▸ **Work required**
Identify, in the records below, every line where the string "Republicans" appears, and copy each such line.

☆ ☆ ☆ ☆

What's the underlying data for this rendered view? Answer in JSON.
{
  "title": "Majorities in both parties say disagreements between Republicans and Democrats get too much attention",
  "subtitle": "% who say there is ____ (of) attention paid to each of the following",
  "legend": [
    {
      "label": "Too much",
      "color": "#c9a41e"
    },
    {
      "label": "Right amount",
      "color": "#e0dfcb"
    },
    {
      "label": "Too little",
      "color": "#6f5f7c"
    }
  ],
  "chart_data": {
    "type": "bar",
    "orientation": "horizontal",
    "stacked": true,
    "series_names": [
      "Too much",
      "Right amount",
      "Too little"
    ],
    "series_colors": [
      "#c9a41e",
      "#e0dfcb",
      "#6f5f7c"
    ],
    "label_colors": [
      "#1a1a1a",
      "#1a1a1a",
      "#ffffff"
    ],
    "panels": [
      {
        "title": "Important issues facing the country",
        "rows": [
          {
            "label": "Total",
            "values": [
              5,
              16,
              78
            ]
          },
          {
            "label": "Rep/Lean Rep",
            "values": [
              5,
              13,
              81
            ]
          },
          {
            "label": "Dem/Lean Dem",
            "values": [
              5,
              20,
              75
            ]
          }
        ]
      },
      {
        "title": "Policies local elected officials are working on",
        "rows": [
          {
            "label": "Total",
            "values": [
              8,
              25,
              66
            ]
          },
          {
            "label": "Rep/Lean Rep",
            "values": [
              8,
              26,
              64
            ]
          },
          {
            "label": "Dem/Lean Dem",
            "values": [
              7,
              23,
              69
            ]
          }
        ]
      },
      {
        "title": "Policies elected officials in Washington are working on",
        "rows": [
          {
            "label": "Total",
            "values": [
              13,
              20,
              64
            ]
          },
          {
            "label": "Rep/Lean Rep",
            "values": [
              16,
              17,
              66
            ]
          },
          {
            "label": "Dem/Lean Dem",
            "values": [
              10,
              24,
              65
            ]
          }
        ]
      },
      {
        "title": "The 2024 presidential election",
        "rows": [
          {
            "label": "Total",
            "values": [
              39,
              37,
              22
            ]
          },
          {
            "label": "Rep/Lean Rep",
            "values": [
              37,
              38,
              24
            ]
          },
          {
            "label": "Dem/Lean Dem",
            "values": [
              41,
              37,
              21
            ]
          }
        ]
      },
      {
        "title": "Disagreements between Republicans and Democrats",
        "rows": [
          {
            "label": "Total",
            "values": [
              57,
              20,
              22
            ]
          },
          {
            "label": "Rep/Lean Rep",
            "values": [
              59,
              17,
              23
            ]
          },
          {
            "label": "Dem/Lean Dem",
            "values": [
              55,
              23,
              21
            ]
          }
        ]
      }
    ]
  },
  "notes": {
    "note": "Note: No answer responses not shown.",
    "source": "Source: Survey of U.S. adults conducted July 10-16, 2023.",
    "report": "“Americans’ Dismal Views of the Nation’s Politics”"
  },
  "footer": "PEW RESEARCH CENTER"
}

☆ ☆ ☆ ☆

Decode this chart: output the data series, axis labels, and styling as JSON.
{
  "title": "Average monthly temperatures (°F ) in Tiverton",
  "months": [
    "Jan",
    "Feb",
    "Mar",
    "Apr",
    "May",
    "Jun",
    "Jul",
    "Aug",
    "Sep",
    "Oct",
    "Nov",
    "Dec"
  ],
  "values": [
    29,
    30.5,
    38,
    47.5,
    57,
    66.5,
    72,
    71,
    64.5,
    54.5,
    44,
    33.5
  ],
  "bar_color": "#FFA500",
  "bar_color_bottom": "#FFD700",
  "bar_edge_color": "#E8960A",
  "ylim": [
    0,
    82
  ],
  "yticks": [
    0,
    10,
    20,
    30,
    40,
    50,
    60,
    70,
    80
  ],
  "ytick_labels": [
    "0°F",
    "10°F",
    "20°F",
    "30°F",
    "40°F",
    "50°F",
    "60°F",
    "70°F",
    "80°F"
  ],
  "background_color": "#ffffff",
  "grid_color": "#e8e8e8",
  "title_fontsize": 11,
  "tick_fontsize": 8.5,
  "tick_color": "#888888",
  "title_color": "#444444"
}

☆ ☆ ☆ ☆

▸ **Finished task**
  "title": "Majorities in both parties say disagreements between Republicans and Democrats get too much attention",
        "title": "Disagreements between Republicans and Democrats",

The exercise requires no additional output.